Data to process =
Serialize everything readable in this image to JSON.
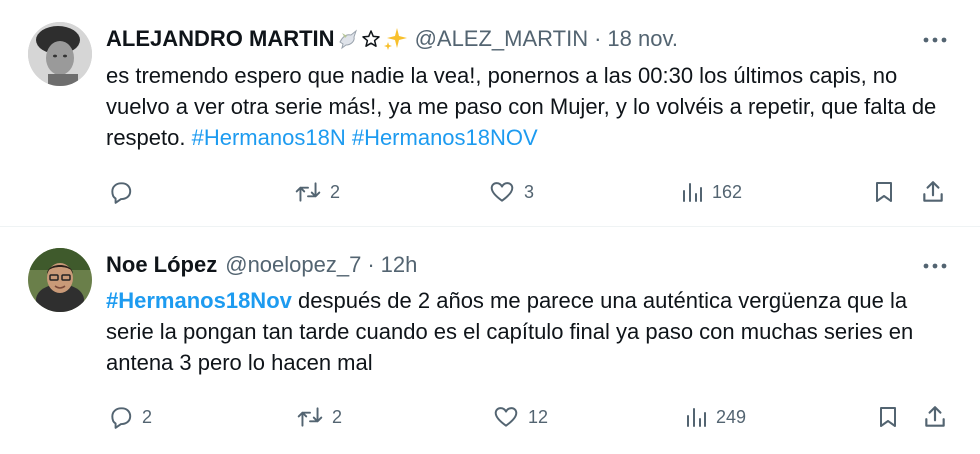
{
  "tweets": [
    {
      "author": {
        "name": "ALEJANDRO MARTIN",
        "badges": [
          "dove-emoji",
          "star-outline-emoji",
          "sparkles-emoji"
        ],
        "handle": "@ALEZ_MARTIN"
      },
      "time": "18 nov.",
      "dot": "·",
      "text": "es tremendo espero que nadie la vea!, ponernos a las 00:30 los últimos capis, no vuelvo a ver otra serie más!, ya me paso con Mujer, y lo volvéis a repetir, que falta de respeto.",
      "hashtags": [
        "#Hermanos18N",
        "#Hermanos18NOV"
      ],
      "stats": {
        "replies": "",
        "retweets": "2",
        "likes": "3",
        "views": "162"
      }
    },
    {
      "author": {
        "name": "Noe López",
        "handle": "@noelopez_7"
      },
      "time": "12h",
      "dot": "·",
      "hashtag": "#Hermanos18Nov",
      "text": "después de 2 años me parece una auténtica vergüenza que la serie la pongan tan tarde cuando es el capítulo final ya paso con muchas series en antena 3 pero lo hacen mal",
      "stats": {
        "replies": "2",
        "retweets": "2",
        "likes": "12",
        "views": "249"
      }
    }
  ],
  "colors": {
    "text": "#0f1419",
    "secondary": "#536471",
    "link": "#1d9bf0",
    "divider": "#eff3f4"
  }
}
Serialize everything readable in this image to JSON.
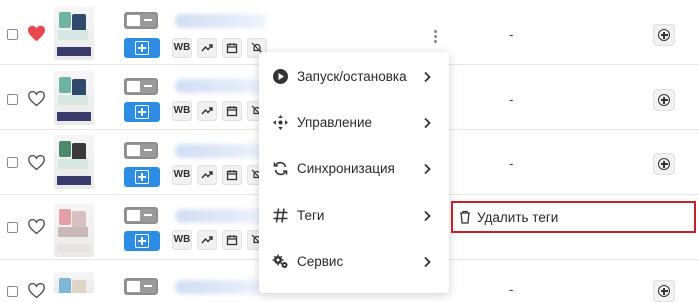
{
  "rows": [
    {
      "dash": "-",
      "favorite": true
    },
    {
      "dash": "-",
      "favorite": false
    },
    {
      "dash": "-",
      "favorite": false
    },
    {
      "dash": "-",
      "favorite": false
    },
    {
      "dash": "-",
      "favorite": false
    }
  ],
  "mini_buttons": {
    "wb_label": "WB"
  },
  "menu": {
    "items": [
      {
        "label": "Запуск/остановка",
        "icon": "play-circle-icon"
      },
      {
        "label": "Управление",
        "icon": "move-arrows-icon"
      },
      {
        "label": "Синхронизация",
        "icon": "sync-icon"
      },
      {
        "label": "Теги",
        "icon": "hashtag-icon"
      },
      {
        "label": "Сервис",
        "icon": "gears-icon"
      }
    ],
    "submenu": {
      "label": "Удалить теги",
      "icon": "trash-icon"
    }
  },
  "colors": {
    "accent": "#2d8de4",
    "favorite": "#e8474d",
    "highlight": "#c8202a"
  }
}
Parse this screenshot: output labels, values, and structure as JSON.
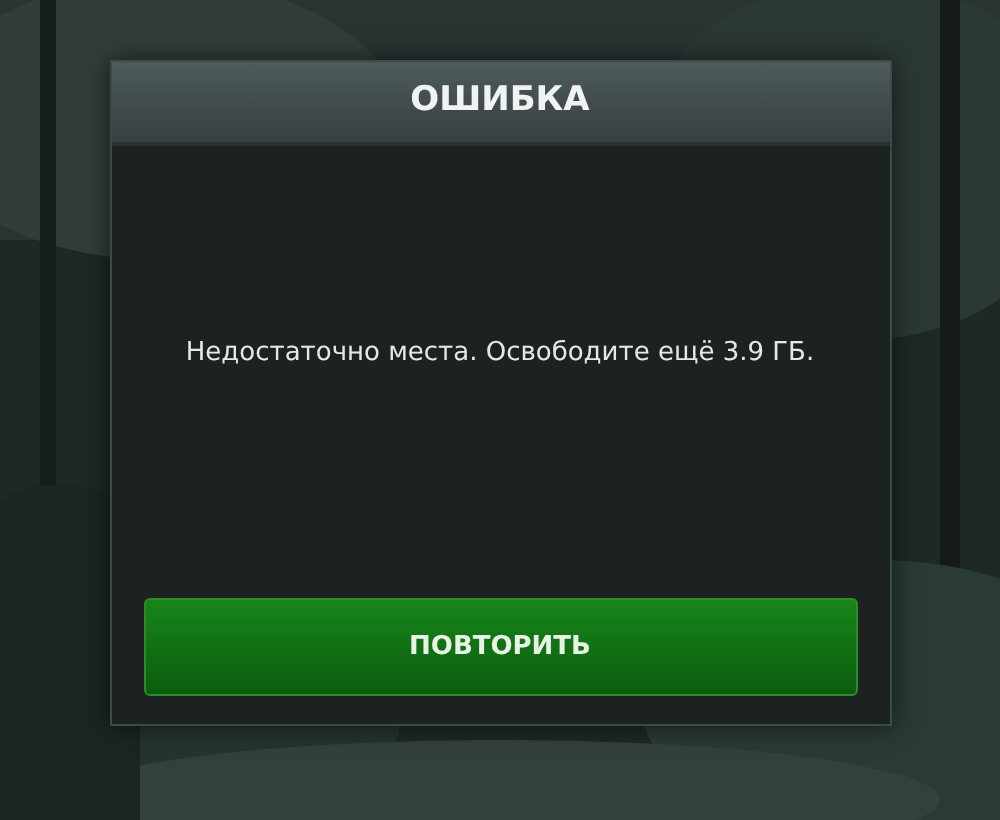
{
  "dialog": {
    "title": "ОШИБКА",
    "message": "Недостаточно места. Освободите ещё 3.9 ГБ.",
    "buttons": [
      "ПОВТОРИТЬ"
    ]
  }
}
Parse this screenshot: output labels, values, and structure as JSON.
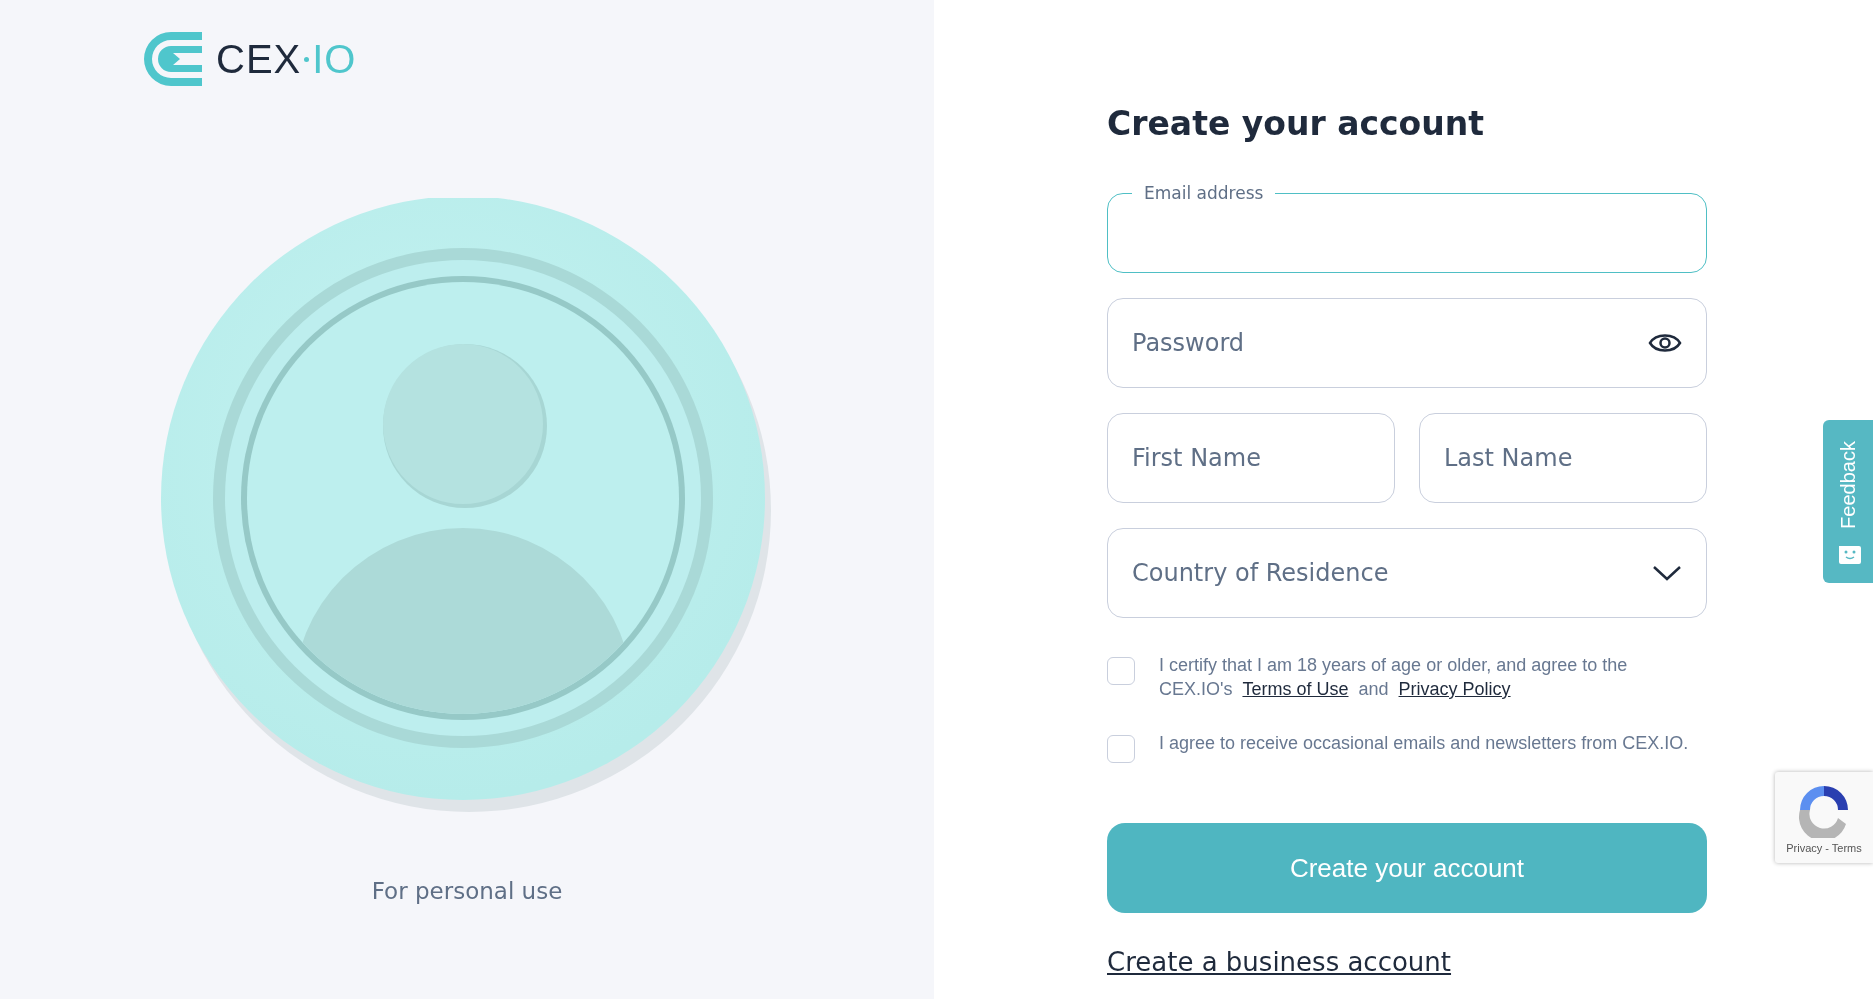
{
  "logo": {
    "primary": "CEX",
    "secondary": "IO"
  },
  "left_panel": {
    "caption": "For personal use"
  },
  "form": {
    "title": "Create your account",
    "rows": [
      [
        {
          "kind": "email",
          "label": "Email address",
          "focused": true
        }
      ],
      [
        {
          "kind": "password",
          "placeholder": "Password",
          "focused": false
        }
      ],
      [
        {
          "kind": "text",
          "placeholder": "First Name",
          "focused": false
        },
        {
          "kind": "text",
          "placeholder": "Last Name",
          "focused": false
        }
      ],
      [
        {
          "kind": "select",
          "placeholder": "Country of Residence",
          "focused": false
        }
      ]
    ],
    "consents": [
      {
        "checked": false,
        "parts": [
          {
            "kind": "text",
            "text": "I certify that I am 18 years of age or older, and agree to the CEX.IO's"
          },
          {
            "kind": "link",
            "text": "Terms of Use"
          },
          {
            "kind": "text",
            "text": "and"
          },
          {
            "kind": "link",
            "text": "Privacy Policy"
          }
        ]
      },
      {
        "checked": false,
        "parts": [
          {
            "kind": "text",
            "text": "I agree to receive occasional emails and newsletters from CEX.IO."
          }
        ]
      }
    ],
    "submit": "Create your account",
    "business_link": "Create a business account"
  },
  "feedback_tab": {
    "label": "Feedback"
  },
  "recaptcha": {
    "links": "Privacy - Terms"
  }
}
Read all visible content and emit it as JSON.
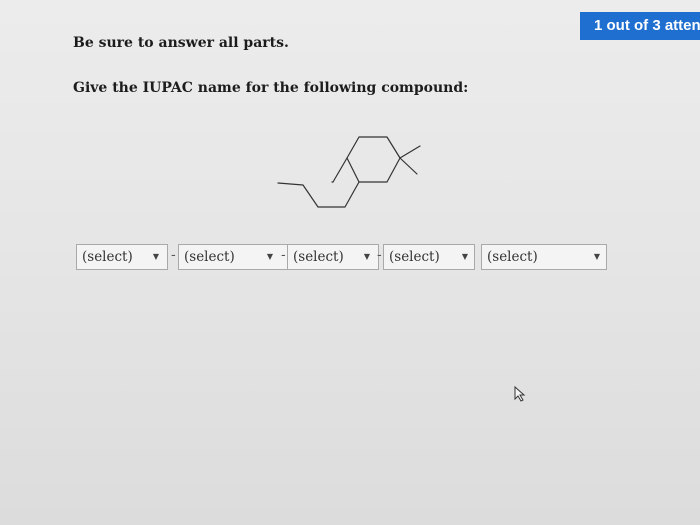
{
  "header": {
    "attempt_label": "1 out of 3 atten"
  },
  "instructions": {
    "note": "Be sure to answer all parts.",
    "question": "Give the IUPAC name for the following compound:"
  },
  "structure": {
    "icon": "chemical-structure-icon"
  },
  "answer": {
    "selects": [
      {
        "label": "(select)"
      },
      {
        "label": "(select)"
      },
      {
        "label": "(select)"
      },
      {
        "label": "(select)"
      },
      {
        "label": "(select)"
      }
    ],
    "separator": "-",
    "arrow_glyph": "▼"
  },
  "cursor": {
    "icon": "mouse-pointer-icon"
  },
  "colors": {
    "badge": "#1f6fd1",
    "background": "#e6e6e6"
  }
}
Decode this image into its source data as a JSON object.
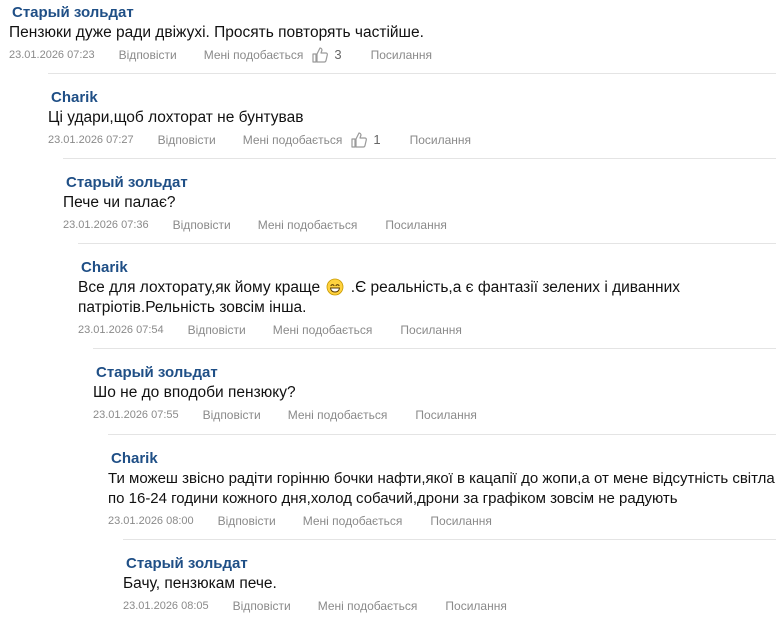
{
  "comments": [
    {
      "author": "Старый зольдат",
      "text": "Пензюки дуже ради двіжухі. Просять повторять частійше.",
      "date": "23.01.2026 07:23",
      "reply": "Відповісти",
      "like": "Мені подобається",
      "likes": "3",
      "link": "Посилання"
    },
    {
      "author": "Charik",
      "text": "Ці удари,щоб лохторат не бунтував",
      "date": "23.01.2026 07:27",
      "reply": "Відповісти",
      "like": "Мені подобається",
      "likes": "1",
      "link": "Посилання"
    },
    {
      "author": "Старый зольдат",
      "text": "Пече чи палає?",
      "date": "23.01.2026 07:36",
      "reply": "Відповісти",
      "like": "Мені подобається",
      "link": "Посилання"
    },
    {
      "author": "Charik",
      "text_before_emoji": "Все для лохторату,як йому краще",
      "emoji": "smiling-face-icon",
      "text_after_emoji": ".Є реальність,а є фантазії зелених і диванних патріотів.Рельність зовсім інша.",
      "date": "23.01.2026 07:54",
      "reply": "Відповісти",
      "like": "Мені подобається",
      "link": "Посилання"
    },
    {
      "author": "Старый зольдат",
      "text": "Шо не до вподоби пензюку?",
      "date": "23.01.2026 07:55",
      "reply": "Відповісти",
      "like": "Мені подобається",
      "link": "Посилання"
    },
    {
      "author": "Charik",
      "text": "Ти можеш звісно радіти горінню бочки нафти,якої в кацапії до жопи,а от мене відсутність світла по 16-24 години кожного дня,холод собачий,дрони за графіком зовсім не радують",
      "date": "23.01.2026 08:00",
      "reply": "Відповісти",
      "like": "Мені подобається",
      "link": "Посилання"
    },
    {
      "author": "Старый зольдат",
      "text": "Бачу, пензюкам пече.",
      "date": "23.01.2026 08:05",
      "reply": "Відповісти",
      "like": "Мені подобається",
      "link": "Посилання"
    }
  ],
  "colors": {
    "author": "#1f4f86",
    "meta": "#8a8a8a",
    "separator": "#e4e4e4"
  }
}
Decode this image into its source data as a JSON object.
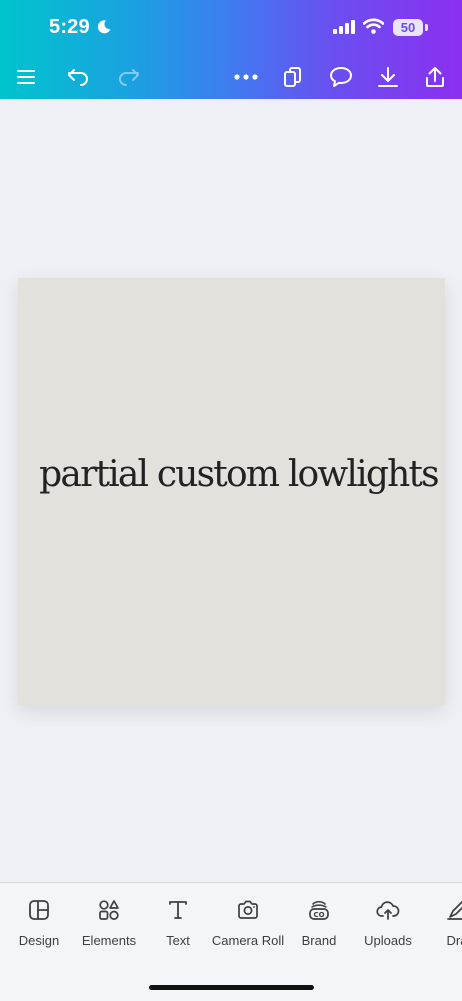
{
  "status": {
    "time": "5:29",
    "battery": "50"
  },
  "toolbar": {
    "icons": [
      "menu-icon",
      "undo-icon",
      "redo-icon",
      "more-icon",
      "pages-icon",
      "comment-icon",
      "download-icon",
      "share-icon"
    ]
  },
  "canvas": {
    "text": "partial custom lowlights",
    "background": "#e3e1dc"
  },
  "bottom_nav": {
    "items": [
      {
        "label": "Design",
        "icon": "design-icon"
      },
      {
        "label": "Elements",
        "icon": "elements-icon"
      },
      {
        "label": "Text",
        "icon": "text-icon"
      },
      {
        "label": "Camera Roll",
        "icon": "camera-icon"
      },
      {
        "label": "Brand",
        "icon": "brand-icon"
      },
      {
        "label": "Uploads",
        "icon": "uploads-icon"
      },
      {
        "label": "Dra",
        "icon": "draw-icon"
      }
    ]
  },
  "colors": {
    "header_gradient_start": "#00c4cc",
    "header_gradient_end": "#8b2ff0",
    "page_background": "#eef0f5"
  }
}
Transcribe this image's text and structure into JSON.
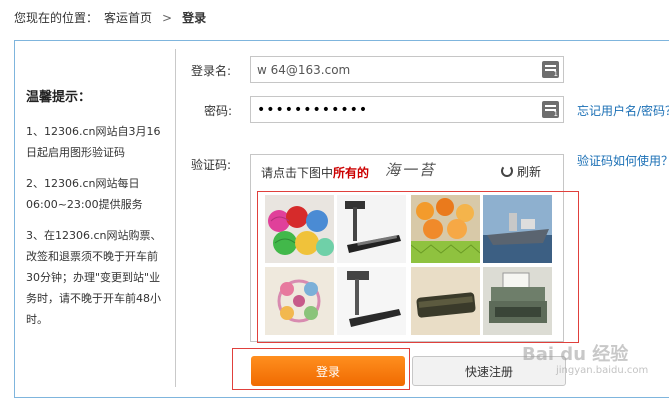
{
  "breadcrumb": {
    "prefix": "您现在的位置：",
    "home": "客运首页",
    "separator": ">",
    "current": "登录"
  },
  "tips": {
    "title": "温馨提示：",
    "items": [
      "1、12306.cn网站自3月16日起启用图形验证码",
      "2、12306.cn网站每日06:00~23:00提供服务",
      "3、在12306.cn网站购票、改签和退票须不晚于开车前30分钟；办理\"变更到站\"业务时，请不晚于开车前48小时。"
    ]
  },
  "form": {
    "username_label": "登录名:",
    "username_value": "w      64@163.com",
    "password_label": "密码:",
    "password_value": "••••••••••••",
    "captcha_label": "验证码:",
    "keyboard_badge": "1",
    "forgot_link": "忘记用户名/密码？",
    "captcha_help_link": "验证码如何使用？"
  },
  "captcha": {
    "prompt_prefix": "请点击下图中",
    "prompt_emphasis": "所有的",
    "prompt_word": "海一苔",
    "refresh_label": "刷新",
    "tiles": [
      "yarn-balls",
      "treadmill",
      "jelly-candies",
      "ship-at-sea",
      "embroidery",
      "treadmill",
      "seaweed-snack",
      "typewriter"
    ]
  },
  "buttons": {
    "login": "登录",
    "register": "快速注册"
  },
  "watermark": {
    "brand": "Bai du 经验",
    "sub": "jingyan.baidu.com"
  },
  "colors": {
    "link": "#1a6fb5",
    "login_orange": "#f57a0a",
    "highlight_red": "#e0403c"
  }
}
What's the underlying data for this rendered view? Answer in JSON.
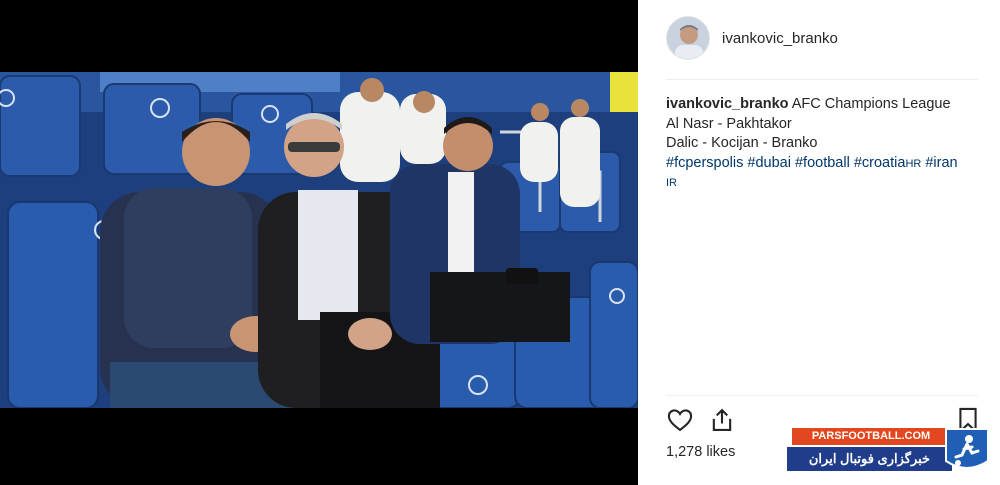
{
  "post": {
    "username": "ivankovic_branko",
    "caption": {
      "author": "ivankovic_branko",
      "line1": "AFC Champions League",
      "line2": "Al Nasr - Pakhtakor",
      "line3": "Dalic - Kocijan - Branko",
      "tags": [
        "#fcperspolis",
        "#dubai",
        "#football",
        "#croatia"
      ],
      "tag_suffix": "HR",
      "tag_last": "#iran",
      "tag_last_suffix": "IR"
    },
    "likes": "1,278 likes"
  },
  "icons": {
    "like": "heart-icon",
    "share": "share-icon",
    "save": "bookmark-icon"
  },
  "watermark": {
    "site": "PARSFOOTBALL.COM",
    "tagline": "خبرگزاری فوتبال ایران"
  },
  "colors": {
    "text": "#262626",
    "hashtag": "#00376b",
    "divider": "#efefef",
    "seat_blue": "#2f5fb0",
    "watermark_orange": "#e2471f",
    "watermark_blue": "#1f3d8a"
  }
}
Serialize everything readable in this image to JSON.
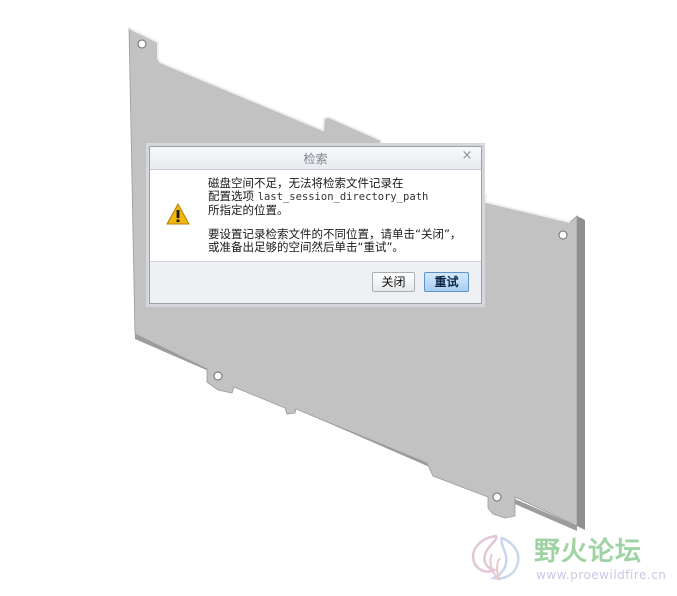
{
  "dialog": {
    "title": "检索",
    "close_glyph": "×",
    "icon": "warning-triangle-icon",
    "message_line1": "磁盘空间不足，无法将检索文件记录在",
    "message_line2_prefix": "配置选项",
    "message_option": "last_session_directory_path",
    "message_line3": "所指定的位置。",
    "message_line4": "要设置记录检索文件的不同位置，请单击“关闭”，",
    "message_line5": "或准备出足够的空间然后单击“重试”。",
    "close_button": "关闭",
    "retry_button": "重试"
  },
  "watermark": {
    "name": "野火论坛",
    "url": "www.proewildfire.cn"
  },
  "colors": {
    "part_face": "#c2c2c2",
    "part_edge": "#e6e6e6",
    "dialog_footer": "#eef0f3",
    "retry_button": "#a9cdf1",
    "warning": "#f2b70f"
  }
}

Exercise =
Look through the entries above and report each line where the string "paso" occurs.

Task answer =
      "text": "es tremendo espero que nadie la vea!, ponernos a las 00:30 los últimos capis, no vuelvo a ver otra serie más!, ya me paso con Mujer, y lo volvéis a repetir, que falta de respeto.",
      "text": "después de 2 años me parece una auténtica vergüenza que la serie la pongan tan tarde cuando es el capítulo final ya paso con muchas series en antena 3 pero lo hacen mal",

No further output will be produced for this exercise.